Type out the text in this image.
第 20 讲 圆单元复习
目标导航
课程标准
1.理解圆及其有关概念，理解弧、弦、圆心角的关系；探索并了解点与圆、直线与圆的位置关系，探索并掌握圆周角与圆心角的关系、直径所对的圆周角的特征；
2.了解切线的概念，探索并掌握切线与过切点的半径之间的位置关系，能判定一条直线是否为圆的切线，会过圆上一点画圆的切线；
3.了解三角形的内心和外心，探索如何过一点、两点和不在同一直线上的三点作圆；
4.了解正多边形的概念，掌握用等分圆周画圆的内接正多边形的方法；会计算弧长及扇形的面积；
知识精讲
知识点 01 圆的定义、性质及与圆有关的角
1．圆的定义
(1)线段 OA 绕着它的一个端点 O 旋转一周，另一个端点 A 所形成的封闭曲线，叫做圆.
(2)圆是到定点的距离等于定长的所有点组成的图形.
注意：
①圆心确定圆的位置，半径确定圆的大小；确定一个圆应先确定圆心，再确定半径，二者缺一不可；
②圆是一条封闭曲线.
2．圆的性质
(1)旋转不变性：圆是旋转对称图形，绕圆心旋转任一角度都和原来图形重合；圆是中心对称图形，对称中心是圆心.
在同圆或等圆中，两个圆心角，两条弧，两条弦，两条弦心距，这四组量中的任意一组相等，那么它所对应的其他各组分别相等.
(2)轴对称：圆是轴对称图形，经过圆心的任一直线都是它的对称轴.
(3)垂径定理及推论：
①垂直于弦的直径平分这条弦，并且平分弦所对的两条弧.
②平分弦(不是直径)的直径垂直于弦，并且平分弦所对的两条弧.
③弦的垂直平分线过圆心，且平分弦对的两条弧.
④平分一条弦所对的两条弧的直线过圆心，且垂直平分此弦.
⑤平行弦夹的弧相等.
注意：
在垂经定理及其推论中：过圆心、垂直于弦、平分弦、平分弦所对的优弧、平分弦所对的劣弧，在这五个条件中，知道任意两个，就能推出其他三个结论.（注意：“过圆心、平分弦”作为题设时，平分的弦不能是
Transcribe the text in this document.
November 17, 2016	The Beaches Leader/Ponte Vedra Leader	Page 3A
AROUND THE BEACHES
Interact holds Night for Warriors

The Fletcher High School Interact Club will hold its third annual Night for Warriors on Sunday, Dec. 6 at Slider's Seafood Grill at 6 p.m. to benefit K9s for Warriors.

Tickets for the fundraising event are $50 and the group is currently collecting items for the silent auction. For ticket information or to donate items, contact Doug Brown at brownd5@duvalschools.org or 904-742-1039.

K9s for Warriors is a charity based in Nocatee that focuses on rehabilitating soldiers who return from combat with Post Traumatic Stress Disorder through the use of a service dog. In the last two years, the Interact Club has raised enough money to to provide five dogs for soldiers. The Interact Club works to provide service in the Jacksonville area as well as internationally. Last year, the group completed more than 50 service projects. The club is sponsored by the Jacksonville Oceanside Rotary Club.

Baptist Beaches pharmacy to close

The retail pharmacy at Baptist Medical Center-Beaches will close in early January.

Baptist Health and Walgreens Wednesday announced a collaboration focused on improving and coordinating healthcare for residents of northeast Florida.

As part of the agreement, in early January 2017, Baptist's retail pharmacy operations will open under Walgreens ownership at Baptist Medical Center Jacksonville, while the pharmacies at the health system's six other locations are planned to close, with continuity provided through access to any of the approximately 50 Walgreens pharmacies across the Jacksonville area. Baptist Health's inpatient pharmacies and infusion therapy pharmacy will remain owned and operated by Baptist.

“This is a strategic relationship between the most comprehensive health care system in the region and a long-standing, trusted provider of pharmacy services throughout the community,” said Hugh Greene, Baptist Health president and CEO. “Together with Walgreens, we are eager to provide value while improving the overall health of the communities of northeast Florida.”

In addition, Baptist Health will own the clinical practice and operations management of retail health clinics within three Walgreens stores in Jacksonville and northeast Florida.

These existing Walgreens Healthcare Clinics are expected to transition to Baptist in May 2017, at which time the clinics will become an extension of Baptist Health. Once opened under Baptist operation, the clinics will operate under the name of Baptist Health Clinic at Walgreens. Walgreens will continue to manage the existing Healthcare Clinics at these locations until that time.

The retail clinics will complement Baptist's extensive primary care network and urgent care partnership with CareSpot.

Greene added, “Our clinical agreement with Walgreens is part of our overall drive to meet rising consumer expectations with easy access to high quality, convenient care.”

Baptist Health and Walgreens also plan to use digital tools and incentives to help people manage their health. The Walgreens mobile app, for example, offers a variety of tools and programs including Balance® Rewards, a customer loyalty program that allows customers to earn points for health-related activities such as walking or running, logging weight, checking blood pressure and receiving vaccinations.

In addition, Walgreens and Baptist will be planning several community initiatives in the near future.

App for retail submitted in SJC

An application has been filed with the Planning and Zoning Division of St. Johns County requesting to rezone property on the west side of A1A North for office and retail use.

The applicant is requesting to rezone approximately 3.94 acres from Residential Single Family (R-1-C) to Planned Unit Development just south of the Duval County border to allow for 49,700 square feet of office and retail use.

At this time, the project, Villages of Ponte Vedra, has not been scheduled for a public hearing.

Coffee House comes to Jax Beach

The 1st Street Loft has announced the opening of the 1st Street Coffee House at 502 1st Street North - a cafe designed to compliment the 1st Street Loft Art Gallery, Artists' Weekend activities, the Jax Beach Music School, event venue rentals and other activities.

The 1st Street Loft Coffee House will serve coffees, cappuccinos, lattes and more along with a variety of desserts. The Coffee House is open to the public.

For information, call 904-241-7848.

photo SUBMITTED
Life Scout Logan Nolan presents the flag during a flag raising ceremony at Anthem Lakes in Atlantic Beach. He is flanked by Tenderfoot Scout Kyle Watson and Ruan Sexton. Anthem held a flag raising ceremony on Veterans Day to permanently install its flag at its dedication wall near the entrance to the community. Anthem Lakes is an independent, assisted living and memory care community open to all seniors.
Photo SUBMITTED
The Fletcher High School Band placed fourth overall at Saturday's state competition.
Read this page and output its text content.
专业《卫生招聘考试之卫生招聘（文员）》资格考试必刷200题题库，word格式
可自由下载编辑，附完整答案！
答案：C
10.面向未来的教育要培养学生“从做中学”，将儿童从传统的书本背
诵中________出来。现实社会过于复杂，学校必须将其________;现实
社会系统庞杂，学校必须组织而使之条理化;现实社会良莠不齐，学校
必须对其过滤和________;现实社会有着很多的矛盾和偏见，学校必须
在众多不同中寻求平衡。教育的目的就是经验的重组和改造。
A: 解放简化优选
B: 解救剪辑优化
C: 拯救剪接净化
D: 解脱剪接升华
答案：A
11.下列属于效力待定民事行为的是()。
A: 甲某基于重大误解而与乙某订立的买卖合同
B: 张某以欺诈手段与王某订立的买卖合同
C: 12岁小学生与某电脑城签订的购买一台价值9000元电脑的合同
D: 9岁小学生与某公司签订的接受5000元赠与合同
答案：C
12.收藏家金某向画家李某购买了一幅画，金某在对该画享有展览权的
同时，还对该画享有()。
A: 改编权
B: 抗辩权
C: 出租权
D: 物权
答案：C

------------------------------------------------------------------------

== INSTRUCTIONS TO FOLLOW ==
Word for word, write out all of the data above.

== RESPONSE TO THE TASK ==
Type out the text in this image.
第 20 讲 圆单元复习
目标导航
课程标准
1.理解圆及其有关概念，理解弧、弦、圆心角的关系；探索并了解点与圆、直线与圆的位置关系，探索并掌握圆周角与圆心角的关系、直径所对的圆周角的特征；
2.了解切线的概念，探索并掌握切线与过切点的半径之间的位置关系，能判定一条直线是否为圆的切线，会过圆上一点画圆的切线；
3.了解三角形的内心和外心，探索如何过一点、两点和不在同一直线上的三点作圆；
4.了解正多边形的概念，掌握用等分圆周画圆的内接正多边形的方法；会计算弧长及扇形的面积；
知识精讲
知识点 01 圆的定义、性质及与圆有关的角
1．圆的定义
(1)线段 OA 绕着它的一个端点 O 旋转一周，另一个端点 A 所形成的封闭曲线，叫做圆.
(2)圆是到定点的距离等于定长的所有点组成的图形.
注意：
①圆心确定圆的位置，半径确定圆的大小；确定一个圆应先确定圆心，再确定半径，二者缺一不可；
②圆是一条封闭曲线.
2．圆的性质
(1)旋转不变性：圆是旋转对称图形，绕圆心旋转任一角度都和原来图形重合；圆是中心对称图形，对称中心是圆心.
在同圆或等圆中，两个圆心角，两条弧，两条弦，两条弦心距，这四组量中的任意一组相等，那么它所对应的其他各组分别相等.
(2)轴对称：圆是轴对称图形，经过圆心的任一直线都是它的对称轴.
(3)垂径定理及推论：
①垂直于弦的直径平分这条弦，并且平分弦所对的两条弧.
②平分弦(不是直径)的直径垂直于弦，并且平分弦所对的两条弧.
③弦的垂直平分线过圆心，且平分弦对的两条弧.
④平分一条弦所对的两条弧的直线过圆心，且垂直平分此弦.
⑤平行弦夹的弧相等.
注意：
在垂经定理及其推论中：过圆心、垂直于弦、平分弦、平分弦所对的优弧、平分弦所对的劣弧，在这五个条件中，知道任意两个，就能推出其他三个结论.（注意：“过圆心、平分弦”作为题设时，平分的弦不能是
Transcribe the text in this document.
November 17, 2016	The Beaches Leader/Ponte Vedra Leader	Page 3A
AROUND THE BEACHES
Interact holds Night for Warriors

The Fletcher High School Interact Club will hold its third annual Night for Warriors on Sunday, Dec. 6 at Slider's Seafood Grill at 6 p.m. to benefit K9s for Warriors.

Tickets for the fundraising event are $50 and the group is currently collecting items for the silent auction. For ticket information or to donate items, contact Doug Brown at brownd5@duvalschools.org or 904-742-1039.

K9s for Warriors is a charity based in Nocatee that focuses on rehabilitating soldiers who return from combat with Post Traumatic Stress Disorder through the use of a service dog. In the last two years, the Interact Club has raised enough money to to provide five dogs for soldiers. The Interact Club works to provide service in the Jacksonville area as well as internationally. Last year, the group completed more than 50 service projects. The club is sponsored by the Jacksonville Oceanside Rotary Club.

Baptist Beaches pharmacy to close

The retail pharmacy at Baptist Medical Center-Beaches will close in early January.

Baptist Health and Walgreens Wednesday announced a collaboration focused on improving and coordinating healthcare for residents of northeast Florida.

As part of the agreement, in early January 2017, Baptist's retail pharmacy operations will open under Walgreens ownership at Baptist Medical Center Jacksonville, while the pharmacies at the health system's six other locations are planned to close, with continuity provided through access to any of the approximately 50 Walgreens pharmacies across the Jacksonville area. Baptist Health's inpatient pharmacies and infusion therapy pharmacy will remain owned and operated by Baptist.

“This is a strategic relationship between the most comprehensive health care system in the region and a long-standing, trusted provider of pharmacy services throughout the community,” said Hugh Greene, Baptist Health president and CEO. “Together with Walgreens, we are eager to provide value while improving the overall health of the communities of northeast Florida.”

In addition, Baptist Health will own the clinical practice and operations management of retail health clinics within three Walgreens stores in Jacksonville and northeast Florida.

These existing Walgreens Healthcare Clinics are expected to transition to Baptist in May 2017, at which time the clinics will become an extension of Baptist Health. Once opened under Baptist operation, the clinics will operate under the name of Baptist Health Clinic at Walgreens. Walgreens will continue to manage the existing Healthcare Clinics at these locations until that time.

The retail clinics will complement Baptist's extensive primary care network and urgent care partnership with CareSpot.

Greene added, “Our clinical agreement with Walgreens is part of our overall drive to meet rising consumer expectations with easy access to high quality, convenient care.”

Baptist Health and Walgreens also plan to use digital tools and incentives to help people manage their health. The Walgreens mobile app, for example, offers a variety of tools and programs including Balance® Rewards, a customer loyalty program that allows customers to earn points for health-related activities such as walking or running, logging weight, checking blood pressure and receiving vaccinations.

In addition, Walgreens and Baptist will be planning several community initiatives in the near future.

App for retail submitted in SJC

An application has been filed with the Planning and Zoning Division of St. Johns County requesting to rezone property on the west side of A1A North for office and retail use.

The applicant is requesting to rezone approximately 3.94 acres from Residential Single Family (R-1-C) to Planned Unit Development just south of the Duval County border to allow for 49,700 square feet of office and retail use.

At this time, the project, Villages of Ponte Vedra, has not been scheduled for a public hearing.

Coffee House comes to Jax Beach

The 1st Street Loft has announced the opening of the 1st Street Coffee House at 502 1st Street North - a cafe designed to compliment the 1st Street Loft Art Gallery, Artists' Weekend activities, the Jax Beach Music School, event venue rentals and other activities.

The 1st Street Loft Coffee House will serve coffees, cappuccinos, lattes and more along with a variety of desserts. The Coffee House is open to the public.

For information, call 904-241-7848.

photo SUBMITTED
Life Scout Logan Nolan presents the flag during a flag raising ceremony at Anthem Lakes in Atlantic Beach. He is flanked by Tenderfoot Scout Kyle Watson and Ruan Sexton. Anthem held a flag raising ceremony on Veterans Day to permanently install its flag at its dedication wall near the entrance to the community. Anthem Lakes is an independent, assisted living and memory care community open to all seniors.
Photo SUBMITTED
The Fletcher High School Band placed fourth overall at Saturday's state competition.
Read this page and output its text content.
专业《卫生招聘考试之卫生招聘（文员）》资格考试必刷200题题库，word格式
可自由下载编辑，附完整答案！
答案：C
10.面向未来的教育要培养学生“从做中学”，将儿童从传统的书本背
诵中________出来。现实社会过于复杂，学校必须将其________;现实
社会系统庞杂，学校必须组织而使之条理化;现实社会良莠不齐，学校
必须对其过滤和________;现实社会有着很多的矛盾和偏见，学校必须
在众多不同中寻求平衡。教育的目的就是经验的重组和改造。
A: 解放简化优选
B: 解救剪辑优化
C: 拯救剪接净化
D: 解脱剪接升华
答案：A
11.下列属于效力待定民事行为的是()。
A: 甲某基于重大误解而与乙某订立的买卖合同
B: 张某以欺诈手段与王某订立的买卖合同
C: 12岁小学生与某电脑城签订的购买一台价值9000元电脑的合同
D: 9岁小学生与某公司签订的接受5000元赠与合同
答案：C
12.收藏家金某向画家李某购买了一幅画，金某在对该画享有展览权的
同时，还对该画享有()。
A: 改编权
B: 抗辩权
C: 出租权
D: 物权
答案：C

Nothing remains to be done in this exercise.